Work through the data below and give the number of lines holding "selection", nothing more.

PROVIDED INFORMATION:
[Start]

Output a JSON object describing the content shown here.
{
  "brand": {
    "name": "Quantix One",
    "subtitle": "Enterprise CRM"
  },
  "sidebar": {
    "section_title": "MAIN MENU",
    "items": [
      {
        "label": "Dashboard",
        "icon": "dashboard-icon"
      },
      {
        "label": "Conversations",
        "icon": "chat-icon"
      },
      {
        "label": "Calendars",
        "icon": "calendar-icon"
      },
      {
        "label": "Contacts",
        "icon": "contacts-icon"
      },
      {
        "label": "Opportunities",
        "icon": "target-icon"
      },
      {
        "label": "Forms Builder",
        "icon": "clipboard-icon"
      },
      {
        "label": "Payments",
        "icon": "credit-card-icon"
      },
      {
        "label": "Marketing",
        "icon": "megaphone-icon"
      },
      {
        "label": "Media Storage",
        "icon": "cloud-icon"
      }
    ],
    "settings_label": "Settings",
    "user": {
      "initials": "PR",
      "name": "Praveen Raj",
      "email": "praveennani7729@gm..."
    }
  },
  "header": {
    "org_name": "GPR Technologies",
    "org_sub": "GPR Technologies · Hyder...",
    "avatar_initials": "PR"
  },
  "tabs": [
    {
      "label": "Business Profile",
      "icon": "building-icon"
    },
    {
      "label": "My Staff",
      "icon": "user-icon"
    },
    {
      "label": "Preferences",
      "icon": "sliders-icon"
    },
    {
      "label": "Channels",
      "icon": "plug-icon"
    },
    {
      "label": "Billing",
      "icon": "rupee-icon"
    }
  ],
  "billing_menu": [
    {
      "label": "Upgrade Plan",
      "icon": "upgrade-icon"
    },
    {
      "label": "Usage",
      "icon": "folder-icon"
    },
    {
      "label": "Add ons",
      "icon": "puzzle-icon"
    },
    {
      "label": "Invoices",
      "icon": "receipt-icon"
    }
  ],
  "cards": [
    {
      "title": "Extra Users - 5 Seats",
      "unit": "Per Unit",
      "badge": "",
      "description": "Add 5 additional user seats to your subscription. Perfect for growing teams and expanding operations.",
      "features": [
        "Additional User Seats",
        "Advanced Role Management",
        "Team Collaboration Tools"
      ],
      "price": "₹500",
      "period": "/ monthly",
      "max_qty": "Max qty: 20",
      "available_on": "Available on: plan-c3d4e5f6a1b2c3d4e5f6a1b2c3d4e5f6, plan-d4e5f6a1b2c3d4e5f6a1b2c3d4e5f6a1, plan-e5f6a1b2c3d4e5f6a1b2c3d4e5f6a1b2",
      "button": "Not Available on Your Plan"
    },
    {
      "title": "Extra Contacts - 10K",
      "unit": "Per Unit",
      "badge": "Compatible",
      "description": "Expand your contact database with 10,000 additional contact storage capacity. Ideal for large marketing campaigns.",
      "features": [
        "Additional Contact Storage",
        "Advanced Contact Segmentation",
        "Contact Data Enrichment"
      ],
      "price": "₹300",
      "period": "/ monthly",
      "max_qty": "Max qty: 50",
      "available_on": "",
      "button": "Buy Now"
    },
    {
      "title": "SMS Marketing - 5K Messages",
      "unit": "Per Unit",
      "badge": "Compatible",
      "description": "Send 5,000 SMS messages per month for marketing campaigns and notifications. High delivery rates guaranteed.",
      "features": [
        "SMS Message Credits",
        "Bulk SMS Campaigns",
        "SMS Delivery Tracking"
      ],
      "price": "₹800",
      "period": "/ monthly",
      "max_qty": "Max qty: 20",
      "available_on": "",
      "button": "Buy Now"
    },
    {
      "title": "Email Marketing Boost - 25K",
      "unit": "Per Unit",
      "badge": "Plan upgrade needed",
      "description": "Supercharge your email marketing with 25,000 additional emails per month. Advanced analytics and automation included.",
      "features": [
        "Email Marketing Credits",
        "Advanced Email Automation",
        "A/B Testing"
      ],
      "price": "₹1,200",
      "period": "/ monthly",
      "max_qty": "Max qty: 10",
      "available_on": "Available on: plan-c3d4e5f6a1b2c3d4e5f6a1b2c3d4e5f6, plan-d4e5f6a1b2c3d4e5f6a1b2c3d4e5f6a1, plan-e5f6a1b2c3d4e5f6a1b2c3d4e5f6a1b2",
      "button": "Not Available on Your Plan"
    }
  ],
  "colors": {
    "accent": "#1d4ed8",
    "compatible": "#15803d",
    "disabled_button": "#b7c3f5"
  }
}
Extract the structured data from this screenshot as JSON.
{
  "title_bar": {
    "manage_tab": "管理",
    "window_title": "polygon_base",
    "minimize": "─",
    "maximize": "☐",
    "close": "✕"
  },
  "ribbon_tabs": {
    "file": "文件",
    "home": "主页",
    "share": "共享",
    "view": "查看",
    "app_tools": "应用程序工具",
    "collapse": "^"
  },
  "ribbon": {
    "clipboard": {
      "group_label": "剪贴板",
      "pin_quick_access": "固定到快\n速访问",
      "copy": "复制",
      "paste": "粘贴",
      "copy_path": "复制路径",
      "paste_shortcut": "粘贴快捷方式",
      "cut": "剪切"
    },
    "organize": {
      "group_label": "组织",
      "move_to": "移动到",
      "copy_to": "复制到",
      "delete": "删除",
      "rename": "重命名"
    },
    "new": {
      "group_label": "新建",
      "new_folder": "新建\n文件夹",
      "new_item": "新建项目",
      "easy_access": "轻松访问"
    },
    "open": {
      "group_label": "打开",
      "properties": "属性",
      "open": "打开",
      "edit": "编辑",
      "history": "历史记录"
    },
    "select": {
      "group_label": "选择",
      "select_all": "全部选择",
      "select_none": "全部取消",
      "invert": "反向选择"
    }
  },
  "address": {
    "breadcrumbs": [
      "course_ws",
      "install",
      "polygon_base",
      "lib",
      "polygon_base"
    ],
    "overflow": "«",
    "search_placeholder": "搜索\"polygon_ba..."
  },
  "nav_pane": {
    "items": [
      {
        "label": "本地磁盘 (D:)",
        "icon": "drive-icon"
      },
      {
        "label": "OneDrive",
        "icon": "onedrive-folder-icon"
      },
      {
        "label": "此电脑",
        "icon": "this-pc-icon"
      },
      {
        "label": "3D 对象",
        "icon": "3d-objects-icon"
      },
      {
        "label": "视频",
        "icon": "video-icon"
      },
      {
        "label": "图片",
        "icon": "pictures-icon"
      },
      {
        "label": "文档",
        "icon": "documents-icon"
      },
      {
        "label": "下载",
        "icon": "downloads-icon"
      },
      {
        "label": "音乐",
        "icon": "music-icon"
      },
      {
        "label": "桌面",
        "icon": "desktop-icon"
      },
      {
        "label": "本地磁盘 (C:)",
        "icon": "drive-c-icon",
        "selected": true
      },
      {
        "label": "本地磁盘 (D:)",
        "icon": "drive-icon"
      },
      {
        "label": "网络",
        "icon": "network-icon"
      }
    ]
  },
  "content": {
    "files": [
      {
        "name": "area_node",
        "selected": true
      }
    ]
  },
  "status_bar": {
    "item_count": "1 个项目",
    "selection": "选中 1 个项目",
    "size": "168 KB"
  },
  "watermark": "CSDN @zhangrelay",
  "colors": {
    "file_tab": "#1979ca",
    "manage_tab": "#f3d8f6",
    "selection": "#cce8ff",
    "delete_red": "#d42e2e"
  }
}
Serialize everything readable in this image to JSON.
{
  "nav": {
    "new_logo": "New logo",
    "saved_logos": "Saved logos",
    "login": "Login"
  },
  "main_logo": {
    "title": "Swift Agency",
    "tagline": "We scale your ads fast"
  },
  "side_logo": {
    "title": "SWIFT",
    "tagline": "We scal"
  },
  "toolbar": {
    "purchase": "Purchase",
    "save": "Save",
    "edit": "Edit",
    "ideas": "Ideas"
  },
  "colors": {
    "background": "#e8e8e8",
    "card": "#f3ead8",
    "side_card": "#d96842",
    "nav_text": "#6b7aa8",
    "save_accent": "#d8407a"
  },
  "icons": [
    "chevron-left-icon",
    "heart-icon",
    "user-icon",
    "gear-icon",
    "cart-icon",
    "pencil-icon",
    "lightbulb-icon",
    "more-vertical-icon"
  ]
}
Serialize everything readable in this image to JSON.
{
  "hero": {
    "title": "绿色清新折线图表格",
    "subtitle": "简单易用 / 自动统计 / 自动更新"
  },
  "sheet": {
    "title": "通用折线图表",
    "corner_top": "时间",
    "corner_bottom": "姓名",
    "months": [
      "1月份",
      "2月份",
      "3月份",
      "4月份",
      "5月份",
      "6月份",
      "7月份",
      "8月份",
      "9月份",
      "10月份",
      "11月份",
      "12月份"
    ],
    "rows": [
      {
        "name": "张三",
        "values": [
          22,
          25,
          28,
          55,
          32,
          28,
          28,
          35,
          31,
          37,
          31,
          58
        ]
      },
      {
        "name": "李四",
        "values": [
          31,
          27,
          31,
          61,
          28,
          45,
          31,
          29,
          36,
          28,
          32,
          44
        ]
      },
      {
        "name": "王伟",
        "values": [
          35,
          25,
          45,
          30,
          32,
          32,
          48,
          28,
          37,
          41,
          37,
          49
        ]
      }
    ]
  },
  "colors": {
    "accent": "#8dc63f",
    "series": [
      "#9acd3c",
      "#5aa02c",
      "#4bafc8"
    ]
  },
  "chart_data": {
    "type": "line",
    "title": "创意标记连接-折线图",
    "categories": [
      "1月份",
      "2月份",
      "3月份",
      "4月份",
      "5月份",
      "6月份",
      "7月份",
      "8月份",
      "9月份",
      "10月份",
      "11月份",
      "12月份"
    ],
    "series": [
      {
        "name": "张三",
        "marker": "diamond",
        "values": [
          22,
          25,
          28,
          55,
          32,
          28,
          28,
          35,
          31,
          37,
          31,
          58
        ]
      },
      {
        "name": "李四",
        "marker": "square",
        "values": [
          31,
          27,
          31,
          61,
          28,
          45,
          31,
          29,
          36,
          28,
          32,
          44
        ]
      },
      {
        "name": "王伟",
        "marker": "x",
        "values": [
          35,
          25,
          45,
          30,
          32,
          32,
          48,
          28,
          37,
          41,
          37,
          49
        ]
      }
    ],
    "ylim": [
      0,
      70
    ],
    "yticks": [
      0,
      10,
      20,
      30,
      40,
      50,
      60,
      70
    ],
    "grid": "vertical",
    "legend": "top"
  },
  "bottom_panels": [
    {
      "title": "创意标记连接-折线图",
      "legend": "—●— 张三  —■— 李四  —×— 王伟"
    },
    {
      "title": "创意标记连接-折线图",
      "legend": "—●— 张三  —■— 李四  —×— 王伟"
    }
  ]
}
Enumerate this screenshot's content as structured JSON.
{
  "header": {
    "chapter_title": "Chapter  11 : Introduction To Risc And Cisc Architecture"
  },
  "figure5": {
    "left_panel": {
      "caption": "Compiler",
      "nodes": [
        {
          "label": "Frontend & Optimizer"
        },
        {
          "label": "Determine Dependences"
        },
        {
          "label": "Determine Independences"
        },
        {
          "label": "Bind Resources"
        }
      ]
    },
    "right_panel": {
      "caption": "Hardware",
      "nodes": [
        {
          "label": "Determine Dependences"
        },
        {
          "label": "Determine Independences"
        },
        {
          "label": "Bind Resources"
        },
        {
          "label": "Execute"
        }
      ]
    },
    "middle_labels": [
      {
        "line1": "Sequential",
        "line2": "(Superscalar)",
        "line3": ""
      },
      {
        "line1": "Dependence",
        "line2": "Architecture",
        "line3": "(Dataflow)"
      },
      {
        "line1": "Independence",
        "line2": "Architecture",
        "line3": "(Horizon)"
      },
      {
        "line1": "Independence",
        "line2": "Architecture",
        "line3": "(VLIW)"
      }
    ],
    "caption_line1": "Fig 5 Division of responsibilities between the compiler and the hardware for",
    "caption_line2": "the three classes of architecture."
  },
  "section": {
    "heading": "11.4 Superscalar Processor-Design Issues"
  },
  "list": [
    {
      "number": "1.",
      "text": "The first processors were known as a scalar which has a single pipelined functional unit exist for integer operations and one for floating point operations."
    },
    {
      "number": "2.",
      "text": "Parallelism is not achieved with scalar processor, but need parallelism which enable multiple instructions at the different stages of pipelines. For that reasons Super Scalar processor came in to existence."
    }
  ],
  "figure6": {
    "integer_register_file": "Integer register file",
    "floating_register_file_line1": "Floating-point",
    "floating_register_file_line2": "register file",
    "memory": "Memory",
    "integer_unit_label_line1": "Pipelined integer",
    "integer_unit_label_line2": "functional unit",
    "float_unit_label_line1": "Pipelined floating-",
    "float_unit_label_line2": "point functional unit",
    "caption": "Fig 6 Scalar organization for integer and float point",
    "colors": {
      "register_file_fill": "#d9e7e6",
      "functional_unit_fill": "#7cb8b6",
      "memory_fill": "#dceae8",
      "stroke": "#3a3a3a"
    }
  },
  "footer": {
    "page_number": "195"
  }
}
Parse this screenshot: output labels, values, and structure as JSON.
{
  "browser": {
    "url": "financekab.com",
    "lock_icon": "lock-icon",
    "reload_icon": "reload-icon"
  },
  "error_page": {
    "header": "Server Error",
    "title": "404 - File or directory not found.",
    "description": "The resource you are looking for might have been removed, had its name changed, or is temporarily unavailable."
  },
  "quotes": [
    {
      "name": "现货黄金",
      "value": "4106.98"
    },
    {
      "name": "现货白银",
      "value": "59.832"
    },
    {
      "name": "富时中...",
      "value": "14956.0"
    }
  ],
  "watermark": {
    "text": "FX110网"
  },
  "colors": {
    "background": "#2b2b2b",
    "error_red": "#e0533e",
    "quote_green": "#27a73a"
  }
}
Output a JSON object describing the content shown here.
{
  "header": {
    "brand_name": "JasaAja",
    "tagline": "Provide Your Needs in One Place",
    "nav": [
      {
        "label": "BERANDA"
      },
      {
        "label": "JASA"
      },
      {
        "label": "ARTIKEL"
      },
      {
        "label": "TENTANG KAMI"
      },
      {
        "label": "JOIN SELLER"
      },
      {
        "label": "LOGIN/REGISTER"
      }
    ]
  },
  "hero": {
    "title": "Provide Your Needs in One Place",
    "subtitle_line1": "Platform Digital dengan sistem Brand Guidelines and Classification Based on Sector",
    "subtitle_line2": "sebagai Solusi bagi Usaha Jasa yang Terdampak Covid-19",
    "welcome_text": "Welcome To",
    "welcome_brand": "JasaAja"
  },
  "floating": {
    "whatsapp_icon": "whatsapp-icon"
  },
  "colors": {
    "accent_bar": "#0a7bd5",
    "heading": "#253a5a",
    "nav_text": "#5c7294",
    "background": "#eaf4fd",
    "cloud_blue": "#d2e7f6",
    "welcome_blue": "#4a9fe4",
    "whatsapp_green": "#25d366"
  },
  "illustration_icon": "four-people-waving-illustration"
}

[End]

CORRECT RESPONSE:
2